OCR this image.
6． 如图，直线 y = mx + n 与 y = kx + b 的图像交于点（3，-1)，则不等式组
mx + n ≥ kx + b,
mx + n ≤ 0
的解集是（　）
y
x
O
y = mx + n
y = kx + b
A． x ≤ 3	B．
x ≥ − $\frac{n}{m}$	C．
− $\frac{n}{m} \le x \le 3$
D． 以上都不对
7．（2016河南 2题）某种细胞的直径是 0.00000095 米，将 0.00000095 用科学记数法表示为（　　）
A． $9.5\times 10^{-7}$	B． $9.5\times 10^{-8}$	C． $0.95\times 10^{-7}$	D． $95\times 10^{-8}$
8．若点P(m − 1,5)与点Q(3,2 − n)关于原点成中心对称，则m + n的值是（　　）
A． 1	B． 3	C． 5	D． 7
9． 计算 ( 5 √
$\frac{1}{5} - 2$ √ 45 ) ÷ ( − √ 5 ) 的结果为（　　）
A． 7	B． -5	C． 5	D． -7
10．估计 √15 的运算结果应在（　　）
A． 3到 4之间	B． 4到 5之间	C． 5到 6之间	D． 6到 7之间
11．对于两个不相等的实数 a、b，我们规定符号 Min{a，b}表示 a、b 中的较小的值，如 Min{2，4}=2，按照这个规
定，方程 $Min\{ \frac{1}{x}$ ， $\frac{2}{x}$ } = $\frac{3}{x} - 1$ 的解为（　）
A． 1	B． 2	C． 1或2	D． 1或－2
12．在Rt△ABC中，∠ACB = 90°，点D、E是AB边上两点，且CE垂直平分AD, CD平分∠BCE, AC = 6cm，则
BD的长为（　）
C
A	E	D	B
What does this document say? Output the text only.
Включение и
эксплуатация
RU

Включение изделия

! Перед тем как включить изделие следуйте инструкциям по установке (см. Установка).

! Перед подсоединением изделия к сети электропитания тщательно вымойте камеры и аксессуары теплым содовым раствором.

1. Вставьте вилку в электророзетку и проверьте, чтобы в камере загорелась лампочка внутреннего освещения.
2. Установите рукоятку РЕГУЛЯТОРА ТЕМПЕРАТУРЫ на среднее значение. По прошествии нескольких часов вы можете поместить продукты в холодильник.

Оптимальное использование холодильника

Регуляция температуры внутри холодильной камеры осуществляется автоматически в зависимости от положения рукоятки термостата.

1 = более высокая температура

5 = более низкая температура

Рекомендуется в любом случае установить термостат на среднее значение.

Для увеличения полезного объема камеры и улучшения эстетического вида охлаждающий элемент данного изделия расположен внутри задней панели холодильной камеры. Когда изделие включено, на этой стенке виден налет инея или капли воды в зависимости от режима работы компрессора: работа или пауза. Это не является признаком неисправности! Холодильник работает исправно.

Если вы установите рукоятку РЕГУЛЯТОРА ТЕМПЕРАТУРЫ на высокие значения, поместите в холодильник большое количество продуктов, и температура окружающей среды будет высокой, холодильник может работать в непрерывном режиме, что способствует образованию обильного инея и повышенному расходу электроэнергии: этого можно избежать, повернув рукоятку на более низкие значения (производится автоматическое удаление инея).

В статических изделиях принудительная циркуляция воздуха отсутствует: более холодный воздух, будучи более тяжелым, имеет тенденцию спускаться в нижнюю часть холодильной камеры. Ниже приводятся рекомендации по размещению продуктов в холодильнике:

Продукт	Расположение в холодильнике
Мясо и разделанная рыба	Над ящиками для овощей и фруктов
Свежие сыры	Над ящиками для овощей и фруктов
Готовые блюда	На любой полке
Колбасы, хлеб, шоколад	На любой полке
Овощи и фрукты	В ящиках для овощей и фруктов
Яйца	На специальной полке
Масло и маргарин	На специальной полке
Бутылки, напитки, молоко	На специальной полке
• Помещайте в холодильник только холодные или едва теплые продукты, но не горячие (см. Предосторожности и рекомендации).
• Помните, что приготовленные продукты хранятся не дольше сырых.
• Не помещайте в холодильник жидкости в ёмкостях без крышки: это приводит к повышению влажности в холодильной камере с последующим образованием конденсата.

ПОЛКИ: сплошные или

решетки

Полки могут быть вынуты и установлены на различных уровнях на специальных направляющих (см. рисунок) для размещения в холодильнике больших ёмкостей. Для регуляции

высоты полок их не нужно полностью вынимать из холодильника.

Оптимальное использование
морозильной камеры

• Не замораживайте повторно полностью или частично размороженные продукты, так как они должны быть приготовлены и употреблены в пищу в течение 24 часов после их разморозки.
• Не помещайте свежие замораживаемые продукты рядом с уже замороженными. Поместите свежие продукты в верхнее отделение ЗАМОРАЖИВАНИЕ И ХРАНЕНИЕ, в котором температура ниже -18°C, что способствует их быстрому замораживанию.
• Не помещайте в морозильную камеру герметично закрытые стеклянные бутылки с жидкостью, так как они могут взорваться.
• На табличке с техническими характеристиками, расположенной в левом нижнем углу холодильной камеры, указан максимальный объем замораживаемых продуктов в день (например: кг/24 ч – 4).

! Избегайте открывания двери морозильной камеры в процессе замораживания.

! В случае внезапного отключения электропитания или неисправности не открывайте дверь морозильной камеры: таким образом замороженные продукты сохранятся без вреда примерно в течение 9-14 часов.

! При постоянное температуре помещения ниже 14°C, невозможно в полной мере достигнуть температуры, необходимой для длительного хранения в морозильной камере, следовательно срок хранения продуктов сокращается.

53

○ ○ ○ ○ ○ ○ ○

#### Work to do:
All lines that include "использование" are to be gathered and copied.

#### Answer below:
Оптимальное использование холодильника
Оптимальное использование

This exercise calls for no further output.